• **Excerpt**
* BEGIN *
Friday, March 21, 2008

Surprise and Coincidence

Some years ago, I wrote a simple paper, Accurate Methods for the Statistics of Surprise and Coincidence that has since seen quite a history of citation and use by others. The basic method was applied to get highly accurate language identification, species identification, author identification, document classification, musical recommendations, insurance risk assessment and video recommendations. It was eventually the core of my doctoral dissertation (ask me for a copy) and has been cited hundreds of times.

What hasn't been well described in the past is just how simple the method really is. In most of the applications above, it is important to find useful features in large amounts of data. The method at the heart of all of these algorithms is to use a score to analyze counts of events, particularly counts of when events occur together. The counts that you usually have in these situations are the number of times two events have occurred together, the number of times that they have occurred with or without each other and the number of times anything has occurred.

To compute the score, it is handy to restate these counts slightly as the number of times the events occurred together (let's call this k_11), the number of times each has occurred without the other (let's call these k_12 and k_21) and the number of times something has been observed that was neither of these events (let's call this k_22). In this notation, I am using row or column 1 to be the event of interest and row or column 2 to be everything else.

Here is the table we need



Event A Everything but A
Event B A and B together (k_11) B, but not A (k_12)
Everything but B A without B (k_21) Neither A nor B (k_22)
* END *
• **Request 1**
Summarize the post on surprise and coincidence in two sentences.
• **Request 2**
Pick up the post on surprise and coincidence right after its table and carry it forward.
The data that follows is not needed for anything here.

• **Data supplied**
* BEGIN *
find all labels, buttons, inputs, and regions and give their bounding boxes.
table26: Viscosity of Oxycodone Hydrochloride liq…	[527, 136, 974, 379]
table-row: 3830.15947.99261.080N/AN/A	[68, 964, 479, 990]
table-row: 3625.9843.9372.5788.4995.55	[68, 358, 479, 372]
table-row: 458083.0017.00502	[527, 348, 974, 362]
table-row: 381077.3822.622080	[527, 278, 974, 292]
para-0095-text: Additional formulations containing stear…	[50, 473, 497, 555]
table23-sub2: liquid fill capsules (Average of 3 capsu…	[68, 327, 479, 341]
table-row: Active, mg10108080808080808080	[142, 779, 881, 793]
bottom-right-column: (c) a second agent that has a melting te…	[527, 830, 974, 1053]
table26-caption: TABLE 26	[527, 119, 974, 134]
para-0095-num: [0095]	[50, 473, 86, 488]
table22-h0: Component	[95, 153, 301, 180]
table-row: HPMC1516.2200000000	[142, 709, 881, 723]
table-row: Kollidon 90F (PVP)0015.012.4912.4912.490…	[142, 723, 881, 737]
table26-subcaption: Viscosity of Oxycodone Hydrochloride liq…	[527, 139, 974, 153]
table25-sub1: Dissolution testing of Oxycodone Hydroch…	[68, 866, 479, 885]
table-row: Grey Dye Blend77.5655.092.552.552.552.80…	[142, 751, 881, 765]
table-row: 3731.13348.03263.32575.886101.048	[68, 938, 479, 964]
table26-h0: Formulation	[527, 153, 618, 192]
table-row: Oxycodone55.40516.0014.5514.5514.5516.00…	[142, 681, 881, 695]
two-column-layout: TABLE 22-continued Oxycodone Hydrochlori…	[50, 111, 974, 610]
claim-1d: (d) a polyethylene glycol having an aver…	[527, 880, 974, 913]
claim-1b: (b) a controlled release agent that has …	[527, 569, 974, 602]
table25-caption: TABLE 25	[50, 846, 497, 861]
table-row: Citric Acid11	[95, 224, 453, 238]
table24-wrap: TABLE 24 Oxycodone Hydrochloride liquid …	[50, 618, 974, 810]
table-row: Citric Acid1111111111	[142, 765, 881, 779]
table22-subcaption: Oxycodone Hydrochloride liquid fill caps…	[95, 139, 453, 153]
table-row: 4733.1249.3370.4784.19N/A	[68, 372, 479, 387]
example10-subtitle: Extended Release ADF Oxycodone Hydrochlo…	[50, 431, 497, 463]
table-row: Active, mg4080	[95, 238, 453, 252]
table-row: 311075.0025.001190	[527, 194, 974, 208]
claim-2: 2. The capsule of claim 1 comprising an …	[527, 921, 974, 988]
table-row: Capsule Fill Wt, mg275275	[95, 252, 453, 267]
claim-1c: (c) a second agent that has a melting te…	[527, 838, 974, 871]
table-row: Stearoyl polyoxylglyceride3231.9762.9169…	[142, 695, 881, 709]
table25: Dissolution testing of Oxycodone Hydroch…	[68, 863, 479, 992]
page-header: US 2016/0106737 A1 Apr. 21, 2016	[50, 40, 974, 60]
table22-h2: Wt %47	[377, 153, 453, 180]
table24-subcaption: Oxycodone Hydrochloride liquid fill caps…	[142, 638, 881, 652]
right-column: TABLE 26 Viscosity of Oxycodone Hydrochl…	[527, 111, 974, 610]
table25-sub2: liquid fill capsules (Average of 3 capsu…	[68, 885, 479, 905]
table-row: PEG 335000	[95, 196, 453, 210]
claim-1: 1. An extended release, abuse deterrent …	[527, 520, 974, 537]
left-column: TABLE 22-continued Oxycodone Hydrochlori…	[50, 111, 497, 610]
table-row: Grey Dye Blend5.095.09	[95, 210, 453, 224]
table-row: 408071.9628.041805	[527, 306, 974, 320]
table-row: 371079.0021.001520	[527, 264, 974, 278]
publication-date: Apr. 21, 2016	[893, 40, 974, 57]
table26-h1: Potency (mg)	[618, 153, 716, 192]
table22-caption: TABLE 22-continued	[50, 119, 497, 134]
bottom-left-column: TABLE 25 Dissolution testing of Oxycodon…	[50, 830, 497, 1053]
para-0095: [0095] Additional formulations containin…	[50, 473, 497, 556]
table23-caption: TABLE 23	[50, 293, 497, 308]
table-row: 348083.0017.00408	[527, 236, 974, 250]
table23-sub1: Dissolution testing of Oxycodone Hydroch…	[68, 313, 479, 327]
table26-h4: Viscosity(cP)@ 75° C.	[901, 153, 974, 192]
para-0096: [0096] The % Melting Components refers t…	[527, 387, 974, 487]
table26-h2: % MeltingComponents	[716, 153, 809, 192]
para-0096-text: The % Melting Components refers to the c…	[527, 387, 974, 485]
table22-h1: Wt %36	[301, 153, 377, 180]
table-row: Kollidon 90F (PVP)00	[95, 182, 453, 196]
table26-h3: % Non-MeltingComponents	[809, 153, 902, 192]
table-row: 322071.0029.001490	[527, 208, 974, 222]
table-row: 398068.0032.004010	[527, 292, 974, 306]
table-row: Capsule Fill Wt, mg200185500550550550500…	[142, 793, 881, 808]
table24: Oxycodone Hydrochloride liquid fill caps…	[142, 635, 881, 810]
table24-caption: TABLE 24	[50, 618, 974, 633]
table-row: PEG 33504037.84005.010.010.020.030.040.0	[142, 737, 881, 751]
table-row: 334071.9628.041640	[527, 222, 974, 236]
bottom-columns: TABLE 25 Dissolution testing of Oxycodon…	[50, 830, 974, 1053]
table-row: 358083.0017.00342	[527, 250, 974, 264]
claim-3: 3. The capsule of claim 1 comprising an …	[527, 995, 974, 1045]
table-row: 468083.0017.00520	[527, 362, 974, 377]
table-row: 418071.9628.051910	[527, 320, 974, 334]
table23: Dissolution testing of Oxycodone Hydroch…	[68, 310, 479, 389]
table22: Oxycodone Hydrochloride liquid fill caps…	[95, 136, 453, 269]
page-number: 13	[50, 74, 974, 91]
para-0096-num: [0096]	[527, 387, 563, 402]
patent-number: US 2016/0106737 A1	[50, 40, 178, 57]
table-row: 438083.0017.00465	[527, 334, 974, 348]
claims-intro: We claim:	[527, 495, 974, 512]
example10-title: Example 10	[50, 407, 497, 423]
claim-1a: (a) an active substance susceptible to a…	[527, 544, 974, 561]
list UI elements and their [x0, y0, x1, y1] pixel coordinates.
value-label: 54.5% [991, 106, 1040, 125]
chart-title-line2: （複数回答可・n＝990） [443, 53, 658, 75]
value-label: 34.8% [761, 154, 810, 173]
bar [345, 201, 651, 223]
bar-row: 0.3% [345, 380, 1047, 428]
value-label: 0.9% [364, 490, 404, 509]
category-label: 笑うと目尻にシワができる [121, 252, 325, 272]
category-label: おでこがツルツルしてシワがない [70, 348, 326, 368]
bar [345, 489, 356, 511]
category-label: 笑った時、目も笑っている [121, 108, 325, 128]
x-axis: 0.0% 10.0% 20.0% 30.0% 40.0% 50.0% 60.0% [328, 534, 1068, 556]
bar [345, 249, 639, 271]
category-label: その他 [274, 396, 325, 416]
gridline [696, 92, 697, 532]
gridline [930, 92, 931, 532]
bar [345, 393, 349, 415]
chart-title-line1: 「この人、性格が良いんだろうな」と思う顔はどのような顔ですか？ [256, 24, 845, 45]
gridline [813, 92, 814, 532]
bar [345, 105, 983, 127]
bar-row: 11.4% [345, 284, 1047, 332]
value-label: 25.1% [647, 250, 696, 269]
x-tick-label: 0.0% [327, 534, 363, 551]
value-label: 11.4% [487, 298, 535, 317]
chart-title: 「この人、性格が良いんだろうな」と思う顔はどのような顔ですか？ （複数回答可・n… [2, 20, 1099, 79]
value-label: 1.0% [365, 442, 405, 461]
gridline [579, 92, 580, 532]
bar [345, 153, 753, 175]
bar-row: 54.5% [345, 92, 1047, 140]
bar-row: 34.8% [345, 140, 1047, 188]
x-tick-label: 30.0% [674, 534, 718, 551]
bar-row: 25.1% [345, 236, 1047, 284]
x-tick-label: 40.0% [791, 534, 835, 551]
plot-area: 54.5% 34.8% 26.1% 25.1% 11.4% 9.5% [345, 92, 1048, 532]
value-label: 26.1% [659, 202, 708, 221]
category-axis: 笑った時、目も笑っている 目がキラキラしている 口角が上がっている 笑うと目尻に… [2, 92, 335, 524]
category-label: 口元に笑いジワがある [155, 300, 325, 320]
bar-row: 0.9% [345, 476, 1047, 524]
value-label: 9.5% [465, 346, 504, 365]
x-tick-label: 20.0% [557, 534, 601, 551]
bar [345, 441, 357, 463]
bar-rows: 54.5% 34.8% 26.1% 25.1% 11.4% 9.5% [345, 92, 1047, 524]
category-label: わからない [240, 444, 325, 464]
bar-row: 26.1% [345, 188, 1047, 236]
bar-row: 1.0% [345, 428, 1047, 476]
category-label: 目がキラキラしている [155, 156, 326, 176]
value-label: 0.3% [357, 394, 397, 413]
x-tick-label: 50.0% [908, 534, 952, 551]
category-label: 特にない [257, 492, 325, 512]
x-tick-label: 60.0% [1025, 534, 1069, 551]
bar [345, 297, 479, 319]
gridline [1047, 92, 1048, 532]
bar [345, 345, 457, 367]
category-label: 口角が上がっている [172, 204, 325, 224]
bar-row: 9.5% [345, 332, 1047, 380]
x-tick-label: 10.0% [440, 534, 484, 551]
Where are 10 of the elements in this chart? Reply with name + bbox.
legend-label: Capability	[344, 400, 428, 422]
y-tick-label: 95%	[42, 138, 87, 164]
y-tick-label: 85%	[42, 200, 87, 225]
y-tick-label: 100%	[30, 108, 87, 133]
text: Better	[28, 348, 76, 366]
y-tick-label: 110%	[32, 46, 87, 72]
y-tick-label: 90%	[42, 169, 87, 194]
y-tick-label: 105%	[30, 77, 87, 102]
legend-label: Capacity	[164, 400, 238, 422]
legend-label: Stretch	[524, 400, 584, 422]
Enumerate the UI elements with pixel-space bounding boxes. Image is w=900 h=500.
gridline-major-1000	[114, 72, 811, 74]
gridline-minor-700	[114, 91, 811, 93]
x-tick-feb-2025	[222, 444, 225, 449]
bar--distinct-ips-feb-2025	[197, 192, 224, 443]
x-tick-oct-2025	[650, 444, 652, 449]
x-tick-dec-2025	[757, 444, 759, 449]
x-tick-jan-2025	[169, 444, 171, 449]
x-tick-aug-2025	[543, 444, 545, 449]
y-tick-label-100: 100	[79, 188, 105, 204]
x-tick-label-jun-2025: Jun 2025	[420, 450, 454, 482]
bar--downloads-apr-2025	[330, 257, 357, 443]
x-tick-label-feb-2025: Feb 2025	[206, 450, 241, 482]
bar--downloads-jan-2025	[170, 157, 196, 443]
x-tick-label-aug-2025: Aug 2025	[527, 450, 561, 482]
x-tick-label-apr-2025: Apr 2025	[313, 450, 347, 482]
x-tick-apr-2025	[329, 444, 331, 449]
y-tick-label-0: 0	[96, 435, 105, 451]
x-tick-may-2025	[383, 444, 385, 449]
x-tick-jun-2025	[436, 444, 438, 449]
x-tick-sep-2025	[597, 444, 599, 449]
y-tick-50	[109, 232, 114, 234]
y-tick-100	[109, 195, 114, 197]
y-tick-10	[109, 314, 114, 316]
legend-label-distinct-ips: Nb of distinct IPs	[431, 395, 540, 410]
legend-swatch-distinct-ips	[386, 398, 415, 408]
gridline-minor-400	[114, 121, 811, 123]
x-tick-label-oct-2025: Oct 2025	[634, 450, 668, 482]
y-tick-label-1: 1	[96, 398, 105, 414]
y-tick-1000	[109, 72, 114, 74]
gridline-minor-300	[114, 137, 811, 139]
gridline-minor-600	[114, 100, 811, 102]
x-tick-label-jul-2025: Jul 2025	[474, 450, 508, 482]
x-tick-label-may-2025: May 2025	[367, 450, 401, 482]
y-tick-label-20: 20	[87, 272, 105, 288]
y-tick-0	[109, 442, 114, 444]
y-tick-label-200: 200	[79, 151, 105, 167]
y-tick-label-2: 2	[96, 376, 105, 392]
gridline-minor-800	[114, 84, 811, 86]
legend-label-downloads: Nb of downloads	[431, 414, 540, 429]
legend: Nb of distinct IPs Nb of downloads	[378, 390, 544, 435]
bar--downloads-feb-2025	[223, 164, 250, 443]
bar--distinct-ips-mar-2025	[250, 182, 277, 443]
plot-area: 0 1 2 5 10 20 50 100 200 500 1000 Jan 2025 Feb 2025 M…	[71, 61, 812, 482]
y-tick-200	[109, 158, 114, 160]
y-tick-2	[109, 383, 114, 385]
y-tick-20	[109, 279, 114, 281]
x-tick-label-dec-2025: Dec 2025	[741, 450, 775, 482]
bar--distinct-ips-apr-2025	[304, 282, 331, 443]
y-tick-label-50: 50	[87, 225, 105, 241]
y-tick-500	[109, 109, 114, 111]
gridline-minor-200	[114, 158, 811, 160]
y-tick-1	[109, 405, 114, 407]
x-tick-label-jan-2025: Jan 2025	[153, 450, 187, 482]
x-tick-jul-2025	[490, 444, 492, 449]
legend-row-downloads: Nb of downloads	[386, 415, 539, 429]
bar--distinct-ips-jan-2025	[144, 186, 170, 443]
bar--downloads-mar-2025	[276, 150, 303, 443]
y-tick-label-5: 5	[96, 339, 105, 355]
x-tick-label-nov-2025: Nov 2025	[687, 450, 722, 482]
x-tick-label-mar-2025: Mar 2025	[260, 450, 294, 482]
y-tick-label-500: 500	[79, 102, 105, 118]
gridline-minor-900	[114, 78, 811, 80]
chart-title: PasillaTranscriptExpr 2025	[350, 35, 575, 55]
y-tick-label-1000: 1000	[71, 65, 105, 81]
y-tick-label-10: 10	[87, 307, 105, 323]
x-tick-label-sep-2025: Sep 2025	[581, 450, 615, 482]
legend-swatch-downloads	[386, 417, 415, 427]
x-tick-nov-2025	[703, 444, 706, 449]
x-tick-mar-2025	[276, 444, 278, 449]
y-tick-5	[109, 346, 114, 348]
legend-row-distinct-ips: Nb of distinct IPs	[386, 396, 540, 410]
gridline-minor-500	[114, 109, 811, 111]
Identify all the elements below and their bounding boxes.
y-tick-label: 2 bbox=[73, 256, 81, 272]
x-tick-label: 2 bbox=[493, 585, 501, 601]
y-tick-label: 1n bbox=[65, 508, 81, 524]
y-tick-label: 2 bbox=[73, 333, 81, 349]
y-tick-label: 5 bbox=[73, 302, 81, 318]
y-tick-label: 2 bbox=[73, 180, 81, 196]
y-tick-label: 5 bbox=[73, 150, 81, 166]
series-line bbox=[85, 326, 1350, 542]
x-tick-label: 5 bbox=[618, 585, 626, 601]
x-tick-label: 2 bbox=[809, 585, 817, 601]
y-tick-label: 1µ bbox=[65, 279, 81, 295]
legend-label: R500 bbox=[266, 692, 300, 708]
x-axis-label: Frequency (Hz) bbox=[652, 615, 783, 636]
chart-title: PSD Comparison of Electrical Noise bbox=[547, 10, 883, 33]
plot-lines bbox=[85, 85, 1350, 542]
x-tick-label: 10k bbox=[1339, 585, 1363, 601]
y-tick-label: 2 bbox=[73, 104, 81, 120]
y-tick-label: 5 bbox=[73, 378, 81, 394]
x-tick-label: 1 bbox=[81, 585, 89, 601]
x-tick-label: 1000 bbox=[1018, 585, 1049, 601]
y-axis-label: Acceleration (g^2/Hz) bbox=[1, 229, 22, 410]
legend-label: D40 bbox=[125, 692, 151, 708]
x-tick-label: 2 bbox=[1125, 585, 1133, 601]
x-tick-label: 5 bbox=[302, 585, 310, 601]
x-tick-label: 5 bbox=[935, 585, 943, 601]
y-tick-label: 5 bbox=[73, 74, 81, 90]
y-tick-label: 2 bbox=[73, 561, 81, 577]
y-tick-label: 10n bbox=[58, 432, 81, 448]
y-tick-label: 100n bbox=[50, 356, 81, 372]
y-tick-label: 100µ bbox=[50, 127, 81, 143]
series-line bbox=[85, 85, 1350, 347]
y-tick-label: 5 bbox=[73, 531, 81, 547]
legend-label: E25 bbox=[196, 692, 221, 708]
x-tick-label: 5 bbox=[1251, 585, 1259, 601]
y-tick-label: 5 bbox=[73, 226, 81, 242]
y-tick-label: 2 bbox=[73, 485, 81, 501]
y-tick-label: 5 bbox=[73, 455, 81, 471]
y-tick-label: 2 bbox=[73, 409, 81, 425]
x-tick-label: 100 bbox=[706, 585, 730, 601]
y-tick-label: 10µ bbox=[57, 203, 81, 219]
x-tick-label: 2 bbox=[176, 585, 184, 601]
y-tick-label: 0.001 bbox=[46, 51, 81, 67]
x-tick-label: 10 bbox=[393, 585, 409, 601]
* END *
• **Output 1**
The post explains a simple method from the author's paper on the statistics of surprise and coincidence, which has been cited hundreds of times and applied to tasks such as language identification, document classification and recommendations. The method uses a score to analyze counts of how often events occur together, restated as k_11, k_12, k_21 and k_22 in a table of event A, event B and everything else.

• **Output 2**
Once you have these counts, the hard part is over. Computing the log-likelihood ratio score (also known as G2) is very simple,

LLR = 2 sum(k) (H(k) - H(rowSums(k)) - H(colSums(k)))

where H is Shannon's entropy, computed as the sum of (k_ij / sum(k)) log (k_ij / sum(k)). In R, this function is defined as

H = function(k) {N = sum(k) ; return (sum(k/N * log(k/N + (k==0)))}

The trick with adding k==0 handles the case where some element of k is zero. Since we are multiplying by that same zero, we can drop those terms but it helps not to try to compute the log(0). The java or C versions of this (ask me for a copy) is almost as simple, but not quite as pretty.

So there you have it. Two lines of code and the world is your oyster.








19 comments:

Dustin Boswell said...

Hi Ted, I'm using your likelihood test to find collocations in text. I see how to apply it to find bigrams, but what about trigrams, etc..?

Ted Dunning ... apparently Bayesian said...

There are several approaches. Probably the simplest is a multi-pass approach where you first find good bigrams, then re-interpret those as single tokens and find interesting bigrams where one component is itself composite. You can obviously repeat that any number of times.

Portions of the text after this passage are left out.